Objective: Check each line of the listing, and copy it if it contains the word "crisis".

Items from a data source:
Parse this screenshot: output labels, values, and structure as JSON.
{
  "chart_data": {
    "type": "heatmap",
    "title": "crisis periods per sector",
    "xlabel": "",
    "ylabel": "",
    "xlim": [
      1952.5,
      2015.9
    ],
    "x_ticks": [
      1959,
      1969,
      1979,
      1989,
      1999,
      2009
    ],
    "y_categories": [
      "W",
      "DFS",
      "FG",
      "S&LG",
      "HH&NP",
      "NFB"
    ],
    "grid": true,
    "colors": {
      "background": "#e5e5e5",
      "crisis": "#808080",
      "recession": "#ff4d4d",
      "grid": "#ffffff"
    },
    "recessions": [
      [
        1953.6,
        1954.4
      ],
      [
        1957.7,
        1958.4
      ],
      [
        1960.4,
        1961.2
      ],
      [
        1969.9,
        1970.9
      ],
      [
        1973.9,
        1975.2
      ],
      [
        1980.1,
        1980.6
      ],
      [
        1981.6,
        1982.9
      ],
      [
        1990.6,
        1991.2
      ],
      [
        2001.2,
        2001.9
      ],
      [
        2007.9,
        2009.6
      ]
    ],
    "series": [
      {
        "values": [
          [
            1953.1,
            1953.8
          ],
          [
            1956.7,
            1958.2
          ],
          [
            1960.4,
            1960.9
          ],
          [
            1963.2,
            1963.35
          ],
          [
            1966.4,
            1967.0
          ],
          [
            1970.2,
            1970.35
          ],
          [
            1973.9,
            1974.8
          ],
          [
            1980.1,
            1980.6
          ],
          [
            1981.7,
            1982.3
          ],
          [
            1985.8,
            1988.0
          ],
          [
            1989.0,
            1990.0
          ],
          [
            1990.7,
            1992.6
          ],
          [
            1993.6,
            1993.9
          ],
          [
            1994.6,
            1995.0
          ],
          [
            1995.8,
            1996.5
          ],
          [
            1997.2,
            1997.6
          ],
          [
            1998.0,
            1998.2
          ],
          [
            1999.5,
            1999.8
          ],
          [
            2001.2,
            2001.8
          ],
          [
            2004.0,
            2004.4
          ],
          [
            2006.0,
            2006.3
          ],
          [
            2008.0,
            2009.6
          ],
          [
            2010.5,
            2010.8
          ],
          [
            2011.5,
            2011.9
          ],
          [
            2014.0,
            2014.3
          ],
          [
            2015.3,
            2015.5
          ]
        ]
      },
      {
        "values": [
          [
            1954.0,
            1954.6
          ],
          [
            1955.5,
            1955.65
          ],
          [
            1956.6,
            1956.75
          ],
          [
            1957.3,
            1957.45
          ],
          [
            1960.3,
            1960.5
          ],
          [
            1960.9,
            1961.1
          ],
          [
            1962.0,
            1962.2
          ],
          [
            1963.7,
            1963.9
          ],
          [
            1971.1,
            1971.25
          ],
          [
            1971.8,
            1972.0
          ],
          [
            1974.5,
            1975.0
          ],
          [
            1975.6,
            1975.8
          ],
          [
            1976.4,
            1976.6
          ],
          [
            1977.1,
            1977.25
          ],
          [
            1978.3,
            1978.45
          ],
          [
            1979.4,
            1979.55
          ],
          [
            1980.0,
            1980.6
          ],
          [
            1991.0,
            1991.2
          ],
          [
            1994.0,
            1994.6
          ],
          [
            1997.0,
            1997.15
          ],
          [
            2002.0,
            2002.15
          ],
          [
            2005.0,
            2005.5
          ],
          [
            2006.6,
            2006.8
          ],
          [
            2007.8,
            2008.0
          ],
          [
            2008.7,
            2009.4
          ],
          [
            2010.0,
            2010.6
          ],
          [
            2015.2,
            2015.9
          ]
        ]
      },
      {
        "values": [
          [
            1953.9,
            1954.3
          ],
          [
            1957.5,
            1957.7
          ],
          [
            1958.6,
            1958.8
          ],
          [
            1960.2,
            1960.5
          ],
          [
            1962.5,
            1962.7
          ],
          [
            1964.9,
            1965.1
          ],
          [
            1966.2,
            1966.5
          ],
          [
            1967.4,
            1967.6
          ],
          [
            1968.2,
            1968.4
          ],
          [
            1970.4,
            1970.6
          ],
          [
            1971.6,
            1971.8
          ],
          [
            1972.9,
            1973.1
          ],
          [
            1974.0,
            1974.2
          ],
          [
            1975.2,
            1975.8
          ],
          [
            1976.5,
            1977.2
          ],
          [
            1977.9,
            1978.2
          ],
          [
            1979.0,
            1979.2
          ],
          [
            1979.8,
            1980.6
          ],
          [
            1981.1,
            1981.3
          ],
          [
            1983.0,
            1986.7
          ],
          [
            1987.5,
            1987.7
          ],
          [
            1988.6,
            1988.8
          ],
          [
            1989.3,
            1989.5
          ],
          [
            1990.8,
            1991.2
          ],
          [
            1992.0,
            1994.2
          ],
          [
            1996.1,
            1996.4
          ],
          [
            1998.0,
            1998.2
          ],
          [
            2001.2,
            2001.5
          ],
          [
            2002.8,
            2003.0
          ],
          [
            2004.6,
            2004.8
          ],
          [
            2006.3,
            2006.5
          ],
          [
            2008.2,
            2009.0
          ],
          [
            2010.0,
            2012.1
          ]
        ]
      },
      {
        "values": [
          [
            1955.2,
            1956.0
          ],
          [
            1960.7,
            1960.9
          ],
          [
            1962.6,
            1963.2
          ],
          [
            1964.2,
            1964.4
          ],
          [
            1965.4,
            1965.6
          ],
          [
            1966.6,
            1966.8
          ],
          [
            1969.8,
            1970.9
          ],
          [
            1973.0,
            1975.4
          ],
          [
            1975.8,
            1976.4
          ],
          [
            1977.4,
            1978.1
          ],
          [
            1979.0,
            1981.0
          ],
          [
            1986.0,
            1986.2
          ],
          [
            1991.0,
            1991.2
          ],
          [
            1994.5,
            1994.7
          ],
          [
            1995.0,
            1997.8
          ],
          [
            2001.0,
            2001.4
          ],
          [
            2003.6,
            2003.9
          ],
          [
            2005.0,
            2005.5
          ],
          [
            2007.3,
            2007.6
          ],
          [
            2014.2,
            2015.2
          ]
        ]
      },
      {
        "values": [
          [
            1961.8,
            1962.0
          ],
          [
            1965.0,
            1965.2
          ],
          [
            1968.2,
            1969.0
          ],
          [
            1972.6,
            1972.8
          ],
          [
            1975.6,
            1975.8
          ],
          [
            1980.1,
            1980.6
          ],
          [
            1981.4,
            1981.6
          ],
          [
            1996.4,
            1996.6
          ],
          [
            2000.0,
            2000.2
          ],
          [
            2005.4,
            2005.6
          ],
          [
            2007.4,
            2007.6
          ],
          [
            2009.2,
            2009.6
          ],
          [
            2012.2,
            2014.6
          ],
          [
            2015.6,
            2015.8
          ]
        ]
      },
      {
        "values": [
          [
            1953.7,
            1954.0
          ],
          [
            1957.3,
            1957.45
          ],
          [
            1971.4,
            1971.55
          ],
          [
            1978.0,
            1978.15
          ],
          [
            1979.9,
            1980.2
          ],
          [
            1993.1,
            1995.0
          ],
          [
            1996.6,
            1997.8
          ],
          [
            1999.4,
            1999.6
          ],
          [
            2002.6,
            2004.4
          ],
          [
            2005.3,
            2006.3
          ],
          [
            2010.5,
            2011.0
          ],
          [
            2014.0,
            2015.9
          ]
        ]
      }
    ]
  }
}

Complete response:
    "title": "crisis periods per sector",
      "crisis": "#808080",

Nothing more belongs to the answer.